— start Listed records —
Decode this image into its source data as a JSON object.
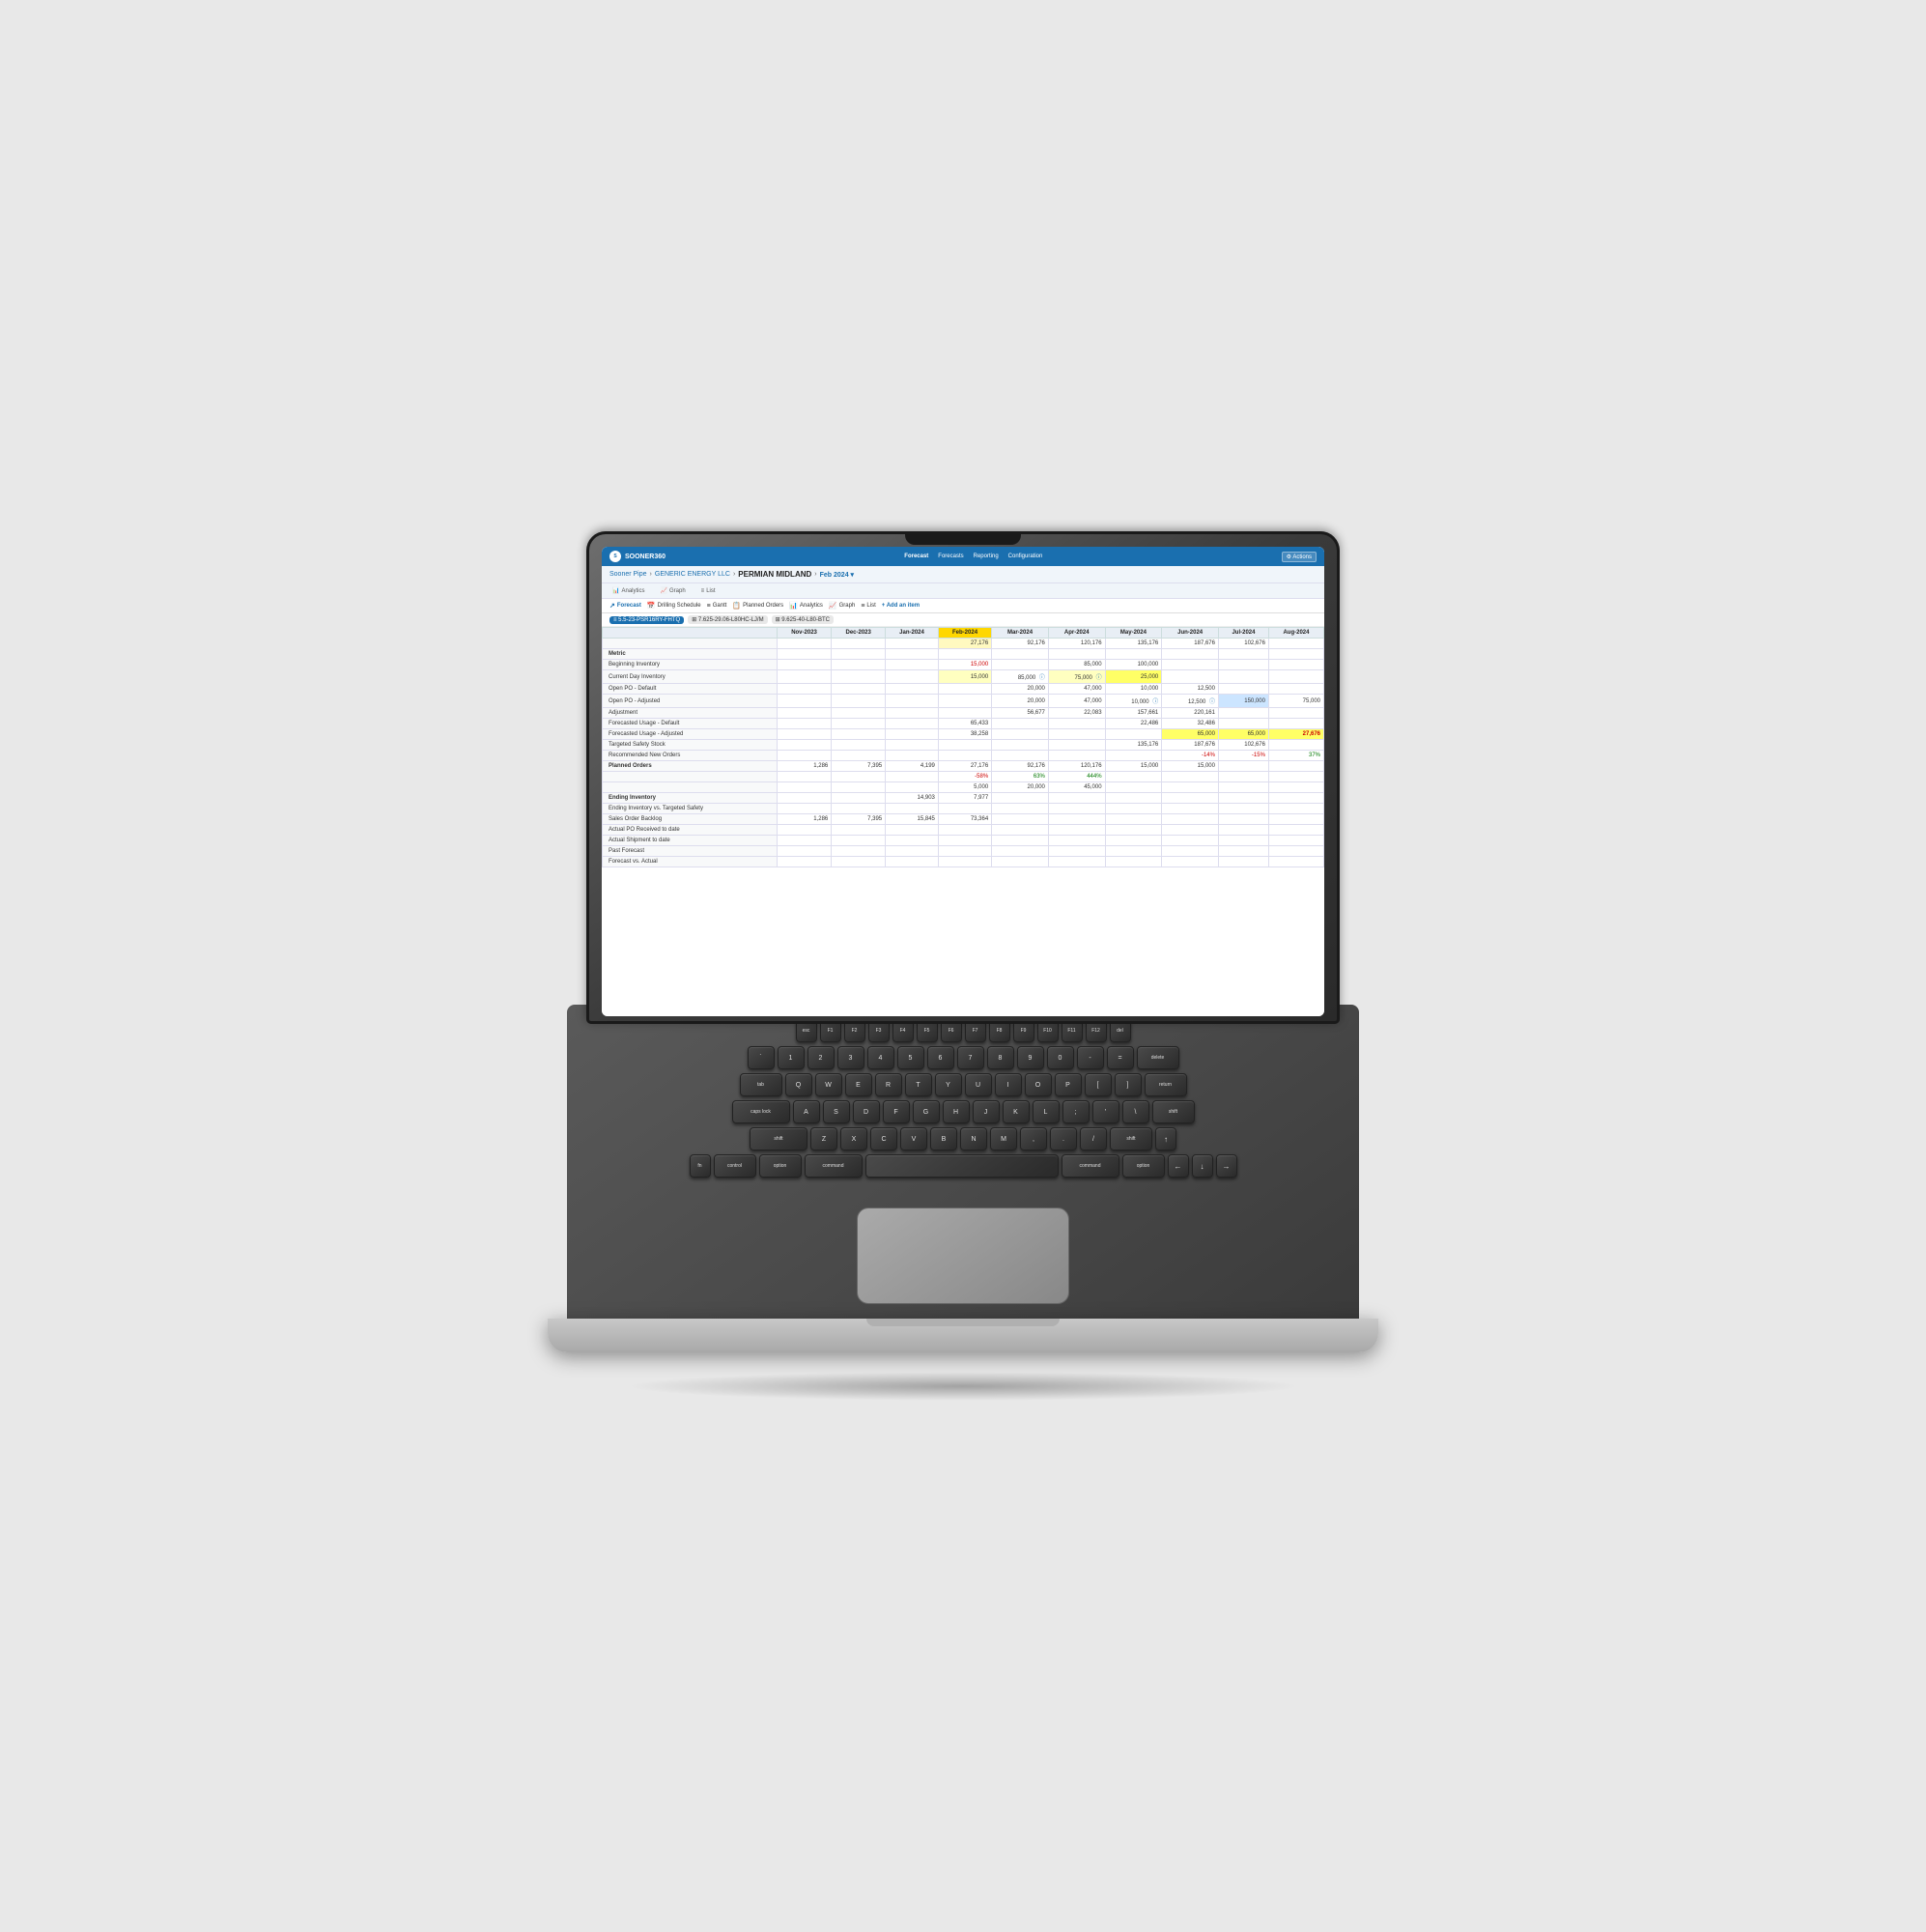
{
  "app": {
    "logo": "S",
    "brand": "SOONER360",
    "nav_items": [
      "Forecast",
      "Forecasts",
      "Reporting",
      "Configuration"
    ],
    "actions_label": "⚙ Actions"
  },
  "breadcrumb": {
    "items": [
      "Sooner Pipe",
      "GENERIC ENERGY LLC",
      "PERMIAN MIDLAND"
    ],
    "date": "Feb 2024 ▾"
  },
  "sub_nav": {
    "items": [
      "Analytics",
      "Graph",
      "List"
    ]
  },
  "toolbar": {
    "items": [
      "✓ Forecast",
      "📅 Drilling Schedule",
      "≡ Gantt",
      "📋 Planned Orders",
      "📊 Analytics",
      "📈 Graph",
      "≡ List"
    ],
    "add_item": "+ Add an item"
  },
  "tags": {
    "active": "≡ 5.5-23-PSR16RY-FHTQ",
    "inactive": [
      "⊞ 7.625-29.06-L80HC-LJ/M",
      "⊞ 9.625-40-L80-BTC"
    ]
  },
  "table": {
    "months": [
      "Nov-2023",
      "Dec-2023",
      "Jan-2024",
      "Feb-2024",
      "Mar-2024",
      "Apr-2024",
      "May-2024",
      "Jun-2024",
      "Jul-2024",
      "Aug-2024"
    ],
    "top_row": [
      "",
      "",
      "",
      "27,176",
      "92,176",
      "120,176",
      "135,176",
      "187,676",
      "102,676"
    ],
    "metrics": [
      {
        "label": "Metric",
        "is_header": true,
        "values": [
          "",
          "",
          "",
          "",
          "",
          "",
          "",
          "",
          "",
          ""
        ]
      },
      {
        "label": "Beginning Inventory",
        "values": [
          "",
          "",
          "",
          "15,000",
          "",
          "85,000",
          "100,000",
          "",
          "",
          ""
        ]
      },
      {
        "label": "Current Day Inventory",
        "values": [
          "",
          "",
          "",
          "15,000",
          "85,000 ⓘ",
          "75,000 ⓘ",
          "25,000",
          "",
          "",
          ""
        ]
      },
      {
        "label": "Open PO - Default",
        "values": [
          "",
          "",
          "",
          "",
          "20,000",
          "47,000",
          "10,000",
          "12,500",
          "",
          ""
        ]
      },
      {
        "label": "Open PO - Adjusted",
        "values": [
          "",
          "",
          "",
          "",
          "20,000",
          "47,000",
          "10,000 ⓘ",
          "12,500 ⓘ",
          "150,000",
          "75,000"
        ]
      },
      {
        "label": "Adjustment",
        "values": [
          "",
          "",
          "",
          "",
          "56,677",
          "22,083",
          "157,661",
          "220,161",
          "",
          ""
        ]
      },
      {
        "label": "Forecasted Usage - Default",
        "values": [
          "",
          "",
          "",
          "65,433",
          "",
          "",
          "22,486",
          "32,486",
          "",
          ""
        ]
      },
      {
        "label": "Forecasted Usage - Adjusted",
        "values": [
          "",
          "",
          "",
          "38,258",
          "",
          "",
          "",
          "65,000",
          "65,000",
          "27,676"
        ]
      },
      {
        "label": "Targeted Safety Stock",
        "values": [
          "",
          "",
          "",
          "",
          "",
          "",
          "135,176",
          "187,676",
          "102,676",
          ""
        ]
      },
      {
        "label": "Recommended New Orders",
        "values": [
          "",
          "",
          "",
          "",
          "",
          "",
          "",
          "-14%",
          "-15%",
          "37%"
        ]
      },
      {
        "label": "Planned Orders",
        "values": [
          "1,286",
          "7,395",
          "4,199",
          "27,176",
          "92,176",
          "120,176",
          "15,000",
          "15,000",
          "",
          ""
        ]
      },
      {
        "label": "",
        "values": [
          "",
          "",
          "",
          "-58%",
          "63%",
          "444%",
          "",
          "",
          "",
          ""
        ]
      },
      {
        "label": "",
        "values": [
          "",
          "",
          "",
          "5,000",
          "20,000",
          "45,000",
          "",
          "",
          "",
          ""
        ]
      },
      {
        "label": "Ending Inventory",
        "is_bold": true,
        "values": [
          "",
          "",
          "",
          "7,977",
          "",
          "",
          "",
          "",
          "",
          ""
        ]
      },
      {
        "label": "Ending Inventory vs. Targeted Safety",
        "values": [
          "",
          "",
          "14,903",
          "",
          "",
          "",
          "",
          "",
          "",
          ""
        ]
      },
      {
        "label": "Sales Order Backlog",
        "values": [
          "1,286",
          "7,395",
          "15,845",
          "73,364",
          "",
          "",
          "",
          "",
          "",
          ""
        ]
      },
      {
        "label": "Actual PO Received to date",
        "values": [
          "",
          "",
          "",
          "",
          "",
          "",
          "",
          "",
          "",
          ""
        ]
      },
      {
        "label": "Actual Shipment to date",
        "values": [
          "",
          "",
          "",
          "",
          "",
          "",
          "",
          "",
          "",
          ""
        ]
      },
      {
        "label": "Past Forecast",
        "values": [
          "",
          "",
          "",
          "",
          "",
          "",
          "",
          "",
          "",
          ""
        ]
      },
      {
        "label": "Forecast vs. Actual",
        "values": [
          "",
          "",
          "",
          "",
          "",
          "",
          "",
          "",
          "",
          ""
        ]
      }
    ]
  }
}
— end Listed records —
**Exercise:** All entries must be written out again exactly as given, with no pictures in the copy.

**Result of this exercise:**
Decode this image into its source data as a JSON object.
{
  "app": {
    "logo": "S",
    "brand": "SOONER360",
    "nav_items": [
      "Forecast",
      "Forecasts",
      "Reporting",
      "Configuration"
    ],
    "actions_label": "⚙ Actions"
  },
  "breadcrumb": {
    "items": [
      "Sooner Pipe",
      "GENERIC ENERGY LLC",
      "PERMIAN MIDLAND"
    ],
    "date": "Feb 2024 ▾"
  },
  "sub_nav": {
    "items": [
      "Analytics",
      "Graph",
      "List"
    ]
  },
  "toolbar": {
    "items": [
      "✓ Forecast",
      "📅 Drilling Schedule",
      "≡ Gantt",
      "📋 Planned Orders",
      "📊 Analytics",
      "📈 Graph",
      "≡ List"
    ],
    "add_item": "+ Add an item"
  },
  "tags": {
    "active": "≡ 5.5-23-PSR16RY-FHTQ",
    "inactive": [
      "⊞ 7.625-29.06-L80HC-LJ/M",
      "⊞ 9.625-40-L80-BTC"
    ]
  },
  "table": {
    "months": [
      "Nov-2023",
      "Dec-2023",
      "Jan-2024",
      "Feb-2024",
      "Mar-2024",
      "Apr-2024",
      "May-2024",
      "Jun-2024",
      "Jul-2024",
      "Aug-2024"
    ],
    "top_row": [
      "",
      "",
      "",
      "27,176",
      "92,176",
      "120,176",
      "135,176",
      "187,676",
      "102,676"
    ],
    "metrics": [
      {
        "label": "Metric",
        "is_header": true,
        "values": [
          "",
          "",
          "",
          "",
          "",
          "",
          "",
          "",
          "",
          ""
        ]
      },
      {
        "label": "Beginning Inventory",
        "values": [
          "",
          "",
          "",
          "15,000",
          "",
          "85,000",
          "100,000",
          "",
          "",
          ""
        ]
      },
      {
        "label": "Current Day Inventory",
        "values": [
          "",
          "",
          "",
          "15,000",
          "85,000 ⓘ",
          "75,000 ⓘ",
          "25,000",
          "",
          "",
          ""
        ]
      },
      {
        "label": "Open PO - Default",
        "values": [
          "",
          "",
          "",
          "",
          "20,000",
          "47,000",
          "10,000",
          "12,500",
          "",
          ""
        ]
      },
      {
        "label": "Open PO - Adjusted",
        "values": [
          "",
          "",
          "",
          "",
          "20,000",
          "47,000",
          "10,000 ⓘ",
          "12,500 ⓘ",
          "150,000",
          "75,000"
        ]
      },
      {
        "label": "Adjustment",
        "values": [
          "",
          "",
          "",
          "",
          "56,677",
          "22,083",
          "157,661",
          "220,161",
          "",
          ""
        ]
      },
      {
        "label": "Forecasted Usage - Default",
        "values": [
          "",
          "",
          "",
          "65,433",
          "",
          "",
          "22,486",
          "32,486",
          "",
          ""
        ]
      },
      {
        "label": "Forecasted Usage - Adjusted",
        "values": [
          "",
          "",
          "",
          "38,258",
          "",
          "",
          "",
          "65,000",
          "65,000",
          "27,676"
        ]
      },
      {
        "label": "Targeted Safety Stock",
        "values": [
          "",
          "",
          "",
          "",
          "",
          "",
          "135,176",
          "187,676",
          "102,676",
          ""
        ]
      },
      {
        "label": "Recommended New Orders",
        "values": [
          "",
          "",
          "",
          "",
          "",
          "",
          "",
          "-14%",
          "-15%",
          "37%"
        ]
      },
      {
        "label": "Planned Orders",
        "values": [
          "1,286",
          "7,395",
          "4,199",
          "27,176",
          "92,176",
          "120,176",
          "15,000",
          "15,000",
          "",
          ""
        ]
      },
      {
        "label": "",
        "values": [
          "",
          "",
          "",
          "-58%",
          "63%",
          "444%",
          "",
          "",
          "",
          ""
        ]
      },
      {
        "label": "",
        "values": [
          "",
          "",
          "",
          "5,000",
          "20,000",
          "45,000",
          "",
          "",
          "",
          ""
        ]
      },
      {
        "label": "Ending Inventory",
        "is_bold": true,
        "values": [
          "",
          "",
          "",
          "7,977",
          "",
          "",
          "",
          "",
          "",
          ""
        ]
      },
      {
        "label": "Ending Inventory vs. Targeted Safety",
        "values": [
          "",
          "",
          "14,903",
          "",
          "",
          "",
          "",
          "",
          "",
          ""
        ]
      },
      {
        "label": "Sales Order Backlog",
        "values": [
          "1,286",
          "7,395",
          "15,845",
          "73,364",
          "",
          "",
          "",
          "",
          "",
          ""
        ]
      },
      {
        "label": "Actual PO Received to date",
        "values": [
          "",
          "",
          "",
          "",
          "",
          "",
          "",
          "",
          "",
          ""
        ]
      },
      {
        "label": "Actual Shipment to date",
        "values": [
          "",
          "",
          "",
          "",
          "",
          "",
          "",
          "",
          "",
          ""
        ]
      },
      {
        "label": "Past Forecast",
        "values": [
          "",
          "",
          "",
          "",
          "",
          "",
          "",
          "",
          "",
          ""
        ]
      },
      {
        "label": "Forecast vs. Actual",
        "values": [
          "",
          "",
          "",
          "",
          "",
          "",
          "",
          "",
          "",
          ""
        ]
      }
    ]
  }
}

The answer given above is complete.